## Task prompt
List all lines of the data containing the word "name".

## Task input
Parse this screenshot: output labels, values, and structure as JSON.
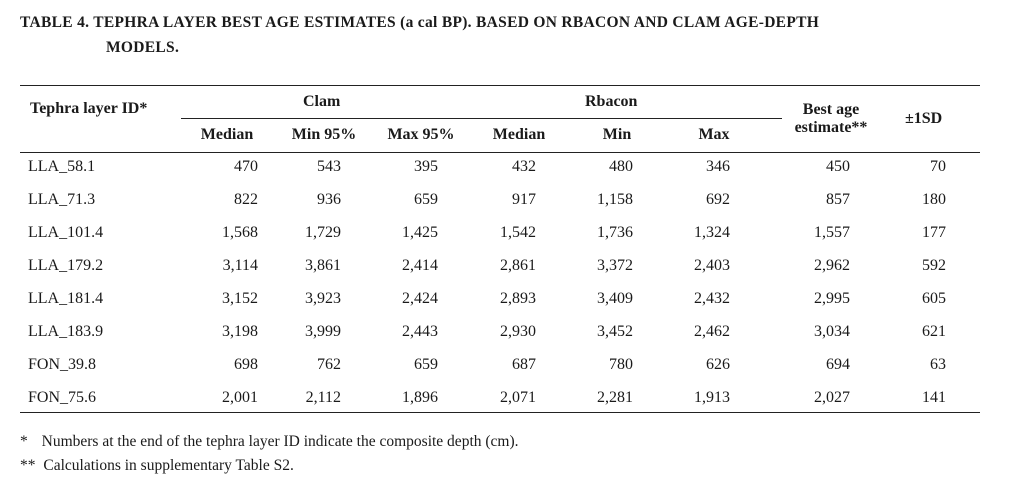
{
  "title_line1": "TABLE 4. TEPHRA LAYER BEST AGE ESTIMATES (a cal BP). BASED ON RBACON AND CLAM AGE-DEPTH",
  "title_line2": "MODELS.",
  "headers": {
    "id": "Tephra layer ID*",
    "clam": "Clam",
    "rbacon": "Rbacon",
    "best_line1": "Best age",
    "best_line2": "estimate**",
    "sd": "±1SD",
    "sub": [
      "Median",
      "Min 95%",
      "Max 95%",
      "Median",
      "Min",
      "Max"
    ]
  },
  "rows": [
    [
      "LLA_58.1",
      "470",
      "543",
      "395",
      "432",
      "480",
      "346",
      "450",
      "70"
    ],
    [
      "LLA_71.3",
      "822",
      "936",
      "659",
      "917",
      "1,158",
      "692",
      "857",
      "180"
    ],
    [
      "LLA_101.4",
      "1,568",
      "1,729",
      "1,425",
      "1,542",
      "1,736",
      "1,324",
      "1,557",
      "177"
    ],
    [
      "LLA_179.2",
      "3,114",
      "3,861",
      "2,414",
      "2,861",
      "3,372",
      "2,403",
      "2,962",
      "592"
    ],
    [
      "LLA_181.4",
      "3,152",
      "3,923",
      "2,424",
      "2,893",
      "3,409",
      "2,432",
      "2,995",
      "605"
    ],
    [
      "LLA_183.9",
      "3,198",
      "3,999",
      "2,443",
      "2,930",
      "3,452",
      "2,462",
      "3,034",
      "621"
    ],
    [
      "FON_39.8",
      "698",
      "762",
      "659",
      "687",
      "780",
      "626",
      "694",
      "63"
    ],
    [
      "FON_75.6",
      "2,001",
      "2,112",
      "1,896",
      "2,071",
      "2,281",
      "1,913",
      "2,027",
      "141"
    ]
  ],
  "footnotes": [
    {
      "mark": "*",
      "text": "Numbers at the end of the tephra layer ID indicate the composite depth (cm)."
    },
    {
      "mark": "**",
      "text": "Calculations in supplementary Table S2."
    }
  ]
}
---
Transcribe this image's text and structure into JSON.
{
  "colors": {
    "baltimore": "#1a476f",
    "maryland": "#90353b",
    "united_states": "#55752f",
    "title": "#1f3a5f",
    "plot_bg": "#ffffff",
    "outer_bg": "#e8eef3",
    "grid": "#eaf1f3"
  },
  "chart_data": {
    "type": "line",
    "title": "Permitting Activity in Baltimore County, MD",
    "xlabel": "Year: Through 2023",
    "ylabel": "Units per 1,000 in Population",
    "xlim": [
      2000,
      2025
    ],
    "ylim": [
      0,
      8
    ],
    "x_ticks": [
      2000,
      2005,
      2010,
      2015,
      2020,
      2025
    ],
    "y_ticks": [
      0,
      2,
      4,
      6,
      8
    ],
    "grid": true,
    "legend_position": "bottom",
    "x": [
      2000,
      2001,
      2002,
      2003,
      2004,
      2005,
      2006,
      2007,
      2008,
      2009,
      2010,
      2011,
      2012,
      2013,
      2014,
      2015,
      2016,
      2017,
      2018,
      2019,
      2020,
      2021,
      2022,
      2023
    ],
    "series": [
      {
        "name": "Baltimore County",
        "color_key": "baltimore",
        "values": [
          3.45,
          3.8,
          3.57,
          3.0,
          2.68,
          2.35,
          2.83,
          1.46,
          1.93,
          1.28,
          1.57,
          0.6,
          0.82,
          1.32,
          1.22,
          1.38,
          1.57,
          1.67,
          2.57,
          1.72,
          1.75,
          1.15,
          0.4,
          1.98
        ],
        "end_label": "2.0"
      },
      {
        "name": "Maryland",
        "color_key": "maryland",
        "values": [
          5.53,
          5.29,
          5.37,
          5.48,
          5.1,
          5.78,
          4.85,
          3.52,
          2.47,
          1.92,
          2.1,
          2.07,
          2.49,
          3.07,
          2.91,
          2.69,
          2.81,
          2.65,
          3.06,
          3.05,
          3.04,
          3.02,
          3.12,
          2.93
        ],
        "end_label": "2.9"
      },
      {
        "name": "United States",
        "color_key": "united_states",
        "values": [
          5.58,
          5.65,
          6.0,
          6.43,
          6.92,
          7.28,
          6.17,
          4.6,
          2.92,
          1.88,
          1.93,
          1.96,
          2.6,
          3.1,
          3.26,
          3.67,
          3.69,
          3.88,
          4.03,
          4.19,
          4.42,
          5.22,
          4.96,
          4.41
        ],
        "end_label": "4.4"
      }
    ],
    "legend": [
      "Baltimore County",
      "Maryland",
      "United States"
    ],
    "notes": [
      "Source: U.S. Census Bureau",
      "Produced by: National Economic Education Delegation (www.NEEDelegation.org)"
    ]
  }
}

## Result
        "name": "Baltimore County",
        "name": "Maryland",
        "name": "United States",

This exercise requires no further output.